*DIRECTIONS FOR THIS TASK*
Find the lines holding "JSON" and copy them.

--- start of DATA ENTRIES ---

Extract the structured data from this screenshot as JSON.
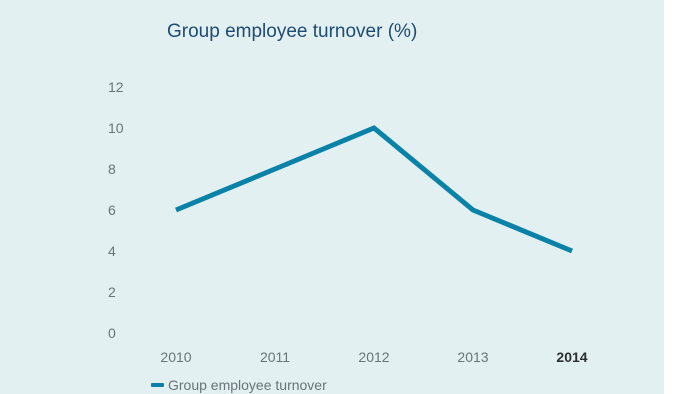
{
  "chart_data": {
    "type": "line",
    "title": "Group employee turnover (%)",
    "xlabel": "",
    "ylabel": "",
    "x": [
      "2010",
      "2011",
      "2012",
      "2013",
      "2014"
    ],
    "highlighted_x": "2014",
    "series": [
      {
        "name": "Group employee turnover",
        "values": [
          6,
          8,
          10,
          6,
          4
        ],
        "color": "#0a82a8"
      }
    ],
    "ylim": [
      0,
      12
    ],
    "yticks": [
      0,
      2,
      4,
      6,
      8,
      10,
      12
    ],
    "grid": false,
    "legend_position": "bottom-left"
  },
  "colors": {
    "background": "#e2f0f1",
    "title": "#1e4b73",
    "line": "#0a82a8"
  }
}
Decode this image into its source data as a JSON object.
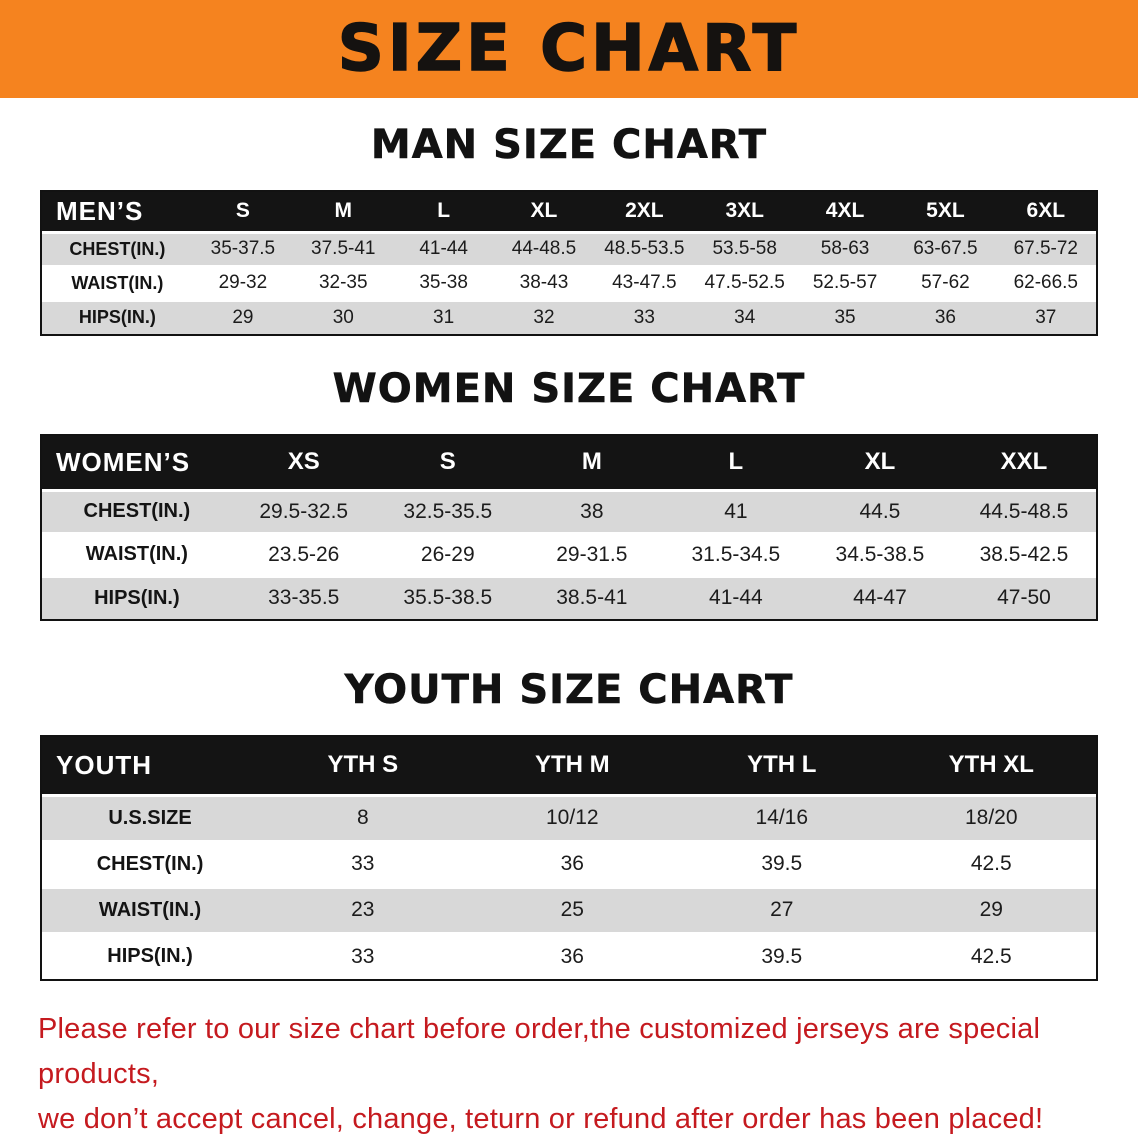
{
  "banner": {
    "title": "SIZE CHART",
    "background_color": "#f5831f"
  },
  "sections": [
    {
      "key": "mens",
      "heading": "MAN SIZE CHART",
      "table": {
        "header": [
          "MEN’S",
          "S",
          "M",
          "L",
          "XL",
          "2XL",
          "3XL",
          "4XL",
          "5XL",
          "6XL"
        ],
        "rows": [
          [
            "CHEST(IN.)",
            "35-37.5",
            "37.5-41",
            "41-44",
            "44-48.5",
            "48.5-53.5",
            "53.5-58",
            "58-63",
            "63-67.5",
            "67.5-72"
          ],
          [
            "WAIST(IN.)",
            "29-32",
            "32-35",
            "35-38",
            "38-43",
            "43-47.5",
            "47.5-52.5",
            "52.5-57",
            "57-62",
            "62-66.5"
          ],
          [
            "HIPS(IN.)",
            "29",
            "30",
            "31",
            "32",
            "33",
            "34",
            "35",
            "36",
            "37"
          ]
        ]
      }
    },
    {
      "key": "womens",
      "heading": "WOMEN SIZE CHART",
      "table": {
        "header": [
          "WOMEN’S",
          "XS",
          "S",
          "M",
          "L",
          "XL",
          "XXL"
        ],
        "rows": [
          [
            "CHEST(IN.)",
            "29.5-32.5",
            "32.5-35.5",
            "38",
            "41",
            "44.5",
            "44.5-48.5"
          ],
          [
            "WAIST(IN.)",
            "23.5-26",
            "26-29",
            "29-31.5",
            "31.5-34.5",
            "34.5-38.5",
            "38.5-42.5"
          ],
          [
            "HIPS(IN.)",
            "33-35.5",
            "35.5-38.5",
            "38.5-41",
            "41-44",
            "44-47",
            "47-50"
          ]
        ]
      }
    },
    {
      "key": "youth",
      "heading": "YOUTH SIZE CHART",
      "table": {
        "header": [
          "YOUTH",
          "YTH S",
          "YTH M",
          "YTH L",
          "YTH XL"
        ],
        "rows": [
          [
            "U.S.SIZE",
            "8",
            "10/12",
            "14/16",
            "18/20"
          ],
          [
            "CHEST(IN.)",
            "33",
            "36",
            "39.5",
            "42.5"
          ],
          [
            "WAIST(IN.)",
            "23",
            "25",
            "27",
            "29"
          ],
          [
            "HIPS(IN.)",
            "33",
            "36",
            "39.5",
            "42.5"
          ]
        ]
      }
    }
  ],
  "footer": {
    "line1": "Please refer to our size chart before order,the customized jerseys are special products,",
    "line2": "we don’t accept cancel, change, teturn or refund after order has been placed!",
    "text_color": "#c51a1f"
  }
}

--- end of DATA ENTRIES ---
--- start of DATA ENTRIES ---

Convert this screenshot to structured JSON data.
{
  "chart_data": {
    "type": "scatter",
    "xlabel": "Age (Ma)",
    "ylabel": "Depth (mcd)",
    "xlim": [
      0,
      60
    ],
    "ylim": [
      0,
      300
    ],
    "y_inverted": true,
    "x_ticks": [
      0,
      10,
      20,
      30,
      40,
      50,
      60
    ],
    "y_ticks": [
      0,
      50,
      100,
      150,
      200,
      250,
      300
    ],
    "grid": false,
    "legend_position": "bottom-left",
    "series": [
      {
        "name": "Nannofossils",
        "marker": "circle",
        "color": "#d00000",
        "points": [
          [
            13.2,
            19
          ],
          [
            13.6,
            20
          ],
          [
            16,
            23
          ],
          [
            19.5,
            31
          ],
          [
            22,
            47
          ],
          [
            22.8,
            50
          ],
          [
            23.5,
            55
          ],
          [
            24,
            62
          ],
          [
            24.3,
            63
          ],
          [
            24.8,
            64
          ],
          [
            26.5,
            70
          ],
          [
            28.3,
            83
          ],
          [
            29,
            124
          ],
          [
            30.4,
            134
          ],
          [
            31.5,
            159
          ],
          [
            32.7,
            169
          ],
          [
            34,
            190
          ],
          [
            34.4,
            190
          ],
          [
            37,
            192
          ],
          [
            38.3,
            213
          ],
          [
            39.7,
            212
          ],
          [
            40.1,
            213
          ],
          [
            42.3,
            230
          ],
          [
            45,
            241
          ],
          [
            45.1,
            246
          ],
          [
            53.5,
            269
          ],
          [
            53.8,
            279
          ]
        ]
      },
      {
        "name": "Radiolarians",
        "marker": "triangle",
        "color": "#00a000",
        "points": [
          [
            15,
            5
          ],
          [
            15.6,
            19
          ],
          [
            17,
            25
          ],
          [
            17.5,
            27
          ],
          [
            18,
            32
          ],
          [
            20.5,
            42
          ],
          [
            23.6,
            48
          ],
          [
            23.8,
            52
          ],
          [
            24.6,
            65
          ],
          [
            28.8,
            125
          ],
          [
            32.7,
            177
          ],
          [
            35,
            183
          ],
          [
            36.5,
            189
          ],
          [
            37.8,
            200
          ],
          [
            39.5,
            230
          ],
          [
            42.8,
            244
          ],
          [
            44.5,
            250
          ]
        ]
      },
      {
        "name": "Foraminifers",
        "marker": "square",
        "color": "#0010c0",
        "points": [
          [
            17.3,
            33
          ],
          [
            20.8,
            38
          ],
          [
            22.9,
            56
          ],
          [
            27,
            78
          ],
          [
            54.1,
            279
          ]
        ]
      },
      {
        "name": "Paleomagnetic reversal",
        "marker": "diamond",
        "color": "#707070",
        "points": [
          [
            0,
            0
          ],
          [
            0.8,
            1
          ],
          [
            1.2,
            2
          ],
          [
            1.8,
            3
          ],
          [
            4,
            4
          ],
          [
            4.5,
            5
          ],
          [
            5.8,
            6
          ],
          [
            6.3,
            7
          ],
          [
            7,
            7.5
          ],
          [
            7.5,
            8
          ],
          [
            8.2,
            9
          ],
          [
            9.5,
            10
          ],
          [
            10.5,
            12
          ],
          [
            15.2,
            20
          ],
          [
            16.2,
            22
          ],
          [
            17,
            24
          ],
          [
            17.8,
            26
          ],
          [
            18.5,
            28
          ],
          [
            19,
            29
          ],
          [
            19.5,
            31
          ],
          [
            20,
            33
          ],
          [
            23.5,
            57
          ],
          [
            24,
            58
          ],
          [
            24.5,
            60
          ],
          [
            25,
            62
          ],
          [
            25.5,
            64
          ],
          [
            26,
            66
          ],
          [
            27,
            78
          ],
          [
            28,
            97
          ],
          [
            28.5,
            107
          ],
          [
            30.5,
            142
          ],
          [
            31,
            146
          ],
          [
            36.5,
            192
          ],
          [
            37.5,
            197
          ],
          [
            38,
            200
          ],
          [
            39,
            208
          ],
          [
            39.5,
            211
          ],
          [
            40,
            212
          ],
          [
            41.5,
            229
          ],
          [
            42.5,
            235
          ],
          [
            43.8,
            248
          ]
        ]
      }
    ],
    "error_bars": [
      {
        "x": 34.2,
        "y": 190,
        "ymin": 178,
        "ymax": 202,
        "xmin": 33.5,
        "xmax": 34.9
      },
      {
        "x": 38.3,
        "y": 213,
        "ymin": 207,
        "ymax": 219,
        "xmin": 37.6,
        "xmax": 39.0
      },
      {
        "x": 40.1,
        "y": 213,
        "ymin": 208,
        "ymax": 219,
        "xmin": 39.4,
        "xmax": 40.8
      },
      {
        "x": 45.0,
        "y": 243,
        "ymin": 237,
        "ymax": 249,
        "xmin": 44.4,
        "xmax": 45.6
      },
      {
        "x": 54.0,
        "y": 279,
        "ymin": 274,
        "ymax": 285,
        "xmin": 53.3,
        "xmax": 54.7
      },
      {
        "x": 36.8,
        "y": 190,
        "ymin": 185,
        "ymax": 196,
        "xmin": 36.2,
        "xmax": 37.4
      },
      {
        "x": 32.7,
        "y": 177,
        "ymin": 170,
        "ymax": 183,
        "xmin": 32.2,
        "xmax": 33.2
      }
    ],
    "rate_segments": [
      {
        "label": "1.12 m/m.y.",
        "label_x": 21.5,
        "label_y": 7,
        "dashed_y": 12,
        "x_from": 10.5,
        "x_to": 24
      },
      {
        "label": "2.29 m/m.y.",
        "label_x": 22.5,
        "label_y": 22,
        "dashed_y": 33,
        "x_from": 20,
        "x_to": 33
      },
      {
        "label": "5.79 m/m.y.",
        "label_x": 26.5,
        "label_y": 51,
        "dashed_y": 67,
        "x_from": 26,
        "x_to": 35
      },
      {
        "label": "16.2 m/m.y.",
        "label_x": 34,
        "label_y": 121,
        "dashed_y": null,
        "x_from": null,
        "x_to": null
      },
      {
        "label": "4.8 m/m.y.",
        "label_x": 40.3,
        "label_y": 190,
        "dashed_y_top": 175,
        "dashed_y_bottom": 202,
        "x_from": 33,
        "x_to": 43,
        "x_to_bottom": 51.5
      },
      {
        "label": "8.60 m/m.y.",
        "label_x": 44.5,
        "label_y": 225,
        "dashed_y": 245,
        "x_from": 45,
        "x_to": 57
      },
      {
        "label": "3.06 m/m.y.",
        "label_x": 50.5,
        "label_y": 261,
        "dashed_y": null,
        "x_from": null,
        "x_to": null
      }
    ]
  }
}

--- end of DATA ENTRIES ---

*OUTPUT BELOW*
Extract the structured data from this screenshot as JSON.
Decode this image into its source data as a JSON object.
Convert this screenshot to structured JSON data.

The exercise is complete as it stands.